THE TASK – Copy the lines exactly, beginning at the start of the records and ending with the line that contains "collapse-chevrons-icon[interactable] — [30, 552, 78, 600]", including that line.

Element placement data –

◇ ◇ ◇ ◇ ◇ ◇ ◇

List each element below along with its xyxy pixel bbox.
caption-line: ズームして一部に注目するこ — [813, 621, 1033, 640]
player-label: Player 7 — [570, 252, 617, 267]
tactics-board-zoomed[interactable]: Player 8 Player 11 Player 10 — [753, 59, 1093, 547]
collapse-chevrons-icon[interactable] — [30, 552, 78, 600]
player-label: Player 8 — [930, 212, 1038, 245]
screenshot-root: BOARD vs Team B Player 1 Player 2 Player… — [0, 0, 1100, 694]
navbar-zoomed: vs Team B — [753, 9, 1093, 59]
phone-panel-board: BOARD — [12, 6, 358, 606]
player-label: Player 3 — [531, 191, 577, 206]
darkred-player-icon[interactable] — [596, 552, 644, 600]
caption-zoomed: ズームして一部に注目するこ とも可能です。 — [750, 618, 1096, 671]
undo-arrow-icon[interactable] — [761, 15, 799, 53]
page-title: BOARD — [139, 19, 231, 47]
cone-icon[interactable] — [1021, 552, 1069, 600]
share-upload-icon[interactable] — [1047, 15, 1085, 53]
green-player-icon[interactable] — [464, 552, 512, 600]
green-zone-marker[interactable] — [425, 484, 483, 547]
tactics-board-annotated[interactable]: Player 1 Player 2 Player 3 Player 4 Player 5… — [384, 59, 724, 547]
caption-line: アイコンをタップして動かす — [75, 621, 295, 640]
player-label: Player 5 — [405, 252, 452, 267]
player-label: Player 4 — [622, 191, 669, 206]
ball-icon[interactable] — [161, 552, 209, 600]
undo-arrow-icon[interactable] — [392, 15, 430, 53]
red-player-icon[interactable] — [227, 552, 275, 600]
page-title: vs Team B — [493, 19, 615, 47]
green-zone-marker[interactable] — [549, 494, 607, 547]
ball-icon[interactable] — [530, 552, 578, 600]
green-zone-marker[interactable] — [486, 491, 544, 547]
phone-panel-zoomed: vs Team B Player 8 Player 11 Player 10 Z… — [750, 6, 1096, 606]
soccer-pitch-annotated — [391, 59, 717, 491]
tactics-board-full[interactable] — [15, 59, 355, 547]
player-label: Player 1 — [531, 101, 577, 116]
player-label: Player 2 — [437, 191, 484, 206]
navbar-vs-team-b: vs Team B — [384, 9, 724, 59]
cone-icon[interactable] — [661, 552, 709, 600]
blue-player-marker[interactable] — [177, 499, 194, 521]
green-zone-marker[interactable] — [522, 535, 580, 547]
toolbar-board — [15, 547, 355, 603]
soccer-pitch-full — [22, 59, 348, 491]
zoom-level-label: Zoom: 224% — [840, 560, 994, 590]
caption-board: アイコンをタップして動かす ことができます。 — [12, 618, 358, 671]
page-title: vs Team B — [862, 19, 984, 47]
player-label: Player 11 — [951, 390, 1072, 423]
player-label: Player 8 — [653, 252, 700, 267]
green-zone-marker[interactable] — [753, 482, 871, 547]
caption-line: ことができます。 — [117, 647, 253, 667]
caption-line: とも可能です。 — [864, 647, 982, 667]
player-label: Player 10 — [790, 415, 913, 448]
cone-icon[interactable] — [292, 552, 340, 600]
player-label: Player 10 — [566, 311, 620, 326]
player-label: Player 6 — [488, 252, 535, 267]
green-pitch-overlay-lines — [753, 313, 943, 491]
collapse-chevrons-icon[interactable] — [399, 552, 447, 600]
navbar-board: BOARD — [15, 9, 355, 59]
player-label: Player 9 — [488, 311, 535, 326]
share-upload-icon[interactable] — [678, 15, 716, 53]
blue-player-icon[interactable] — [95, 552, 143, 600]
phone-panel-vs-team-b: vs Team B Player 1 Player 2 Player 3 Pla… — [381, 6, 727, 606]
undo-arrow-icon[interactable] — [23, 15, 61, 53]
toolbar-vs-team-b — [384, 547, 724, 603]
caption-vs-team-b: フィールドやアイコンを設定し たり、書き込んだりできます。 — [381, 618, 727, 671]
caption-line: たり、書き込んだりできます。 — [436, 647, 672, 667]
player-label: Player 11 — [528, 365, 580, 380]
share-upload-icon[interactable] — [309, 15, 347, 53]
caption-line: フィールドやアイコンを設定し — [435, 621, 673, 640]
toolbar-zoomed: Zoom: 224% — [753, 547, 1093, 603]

◇ ◇ ◇ ◇ ◇ ◇ ◇

OUTPUT OF THE EXERCISE –
List each element below along with its xyxy pixel bbox.
caption-line: ズームして一部に注目するこ — [813, 621, 1033, 640]
player-label: Player 7 — [570, 252, 617, 267]
tactics-board-zoomed[interactable]: Player 8 Player 11 Player 10 — [753, 59, 1093, 547]
collapse-chevrons-icon[interactable] — [30, 552, 78, 600]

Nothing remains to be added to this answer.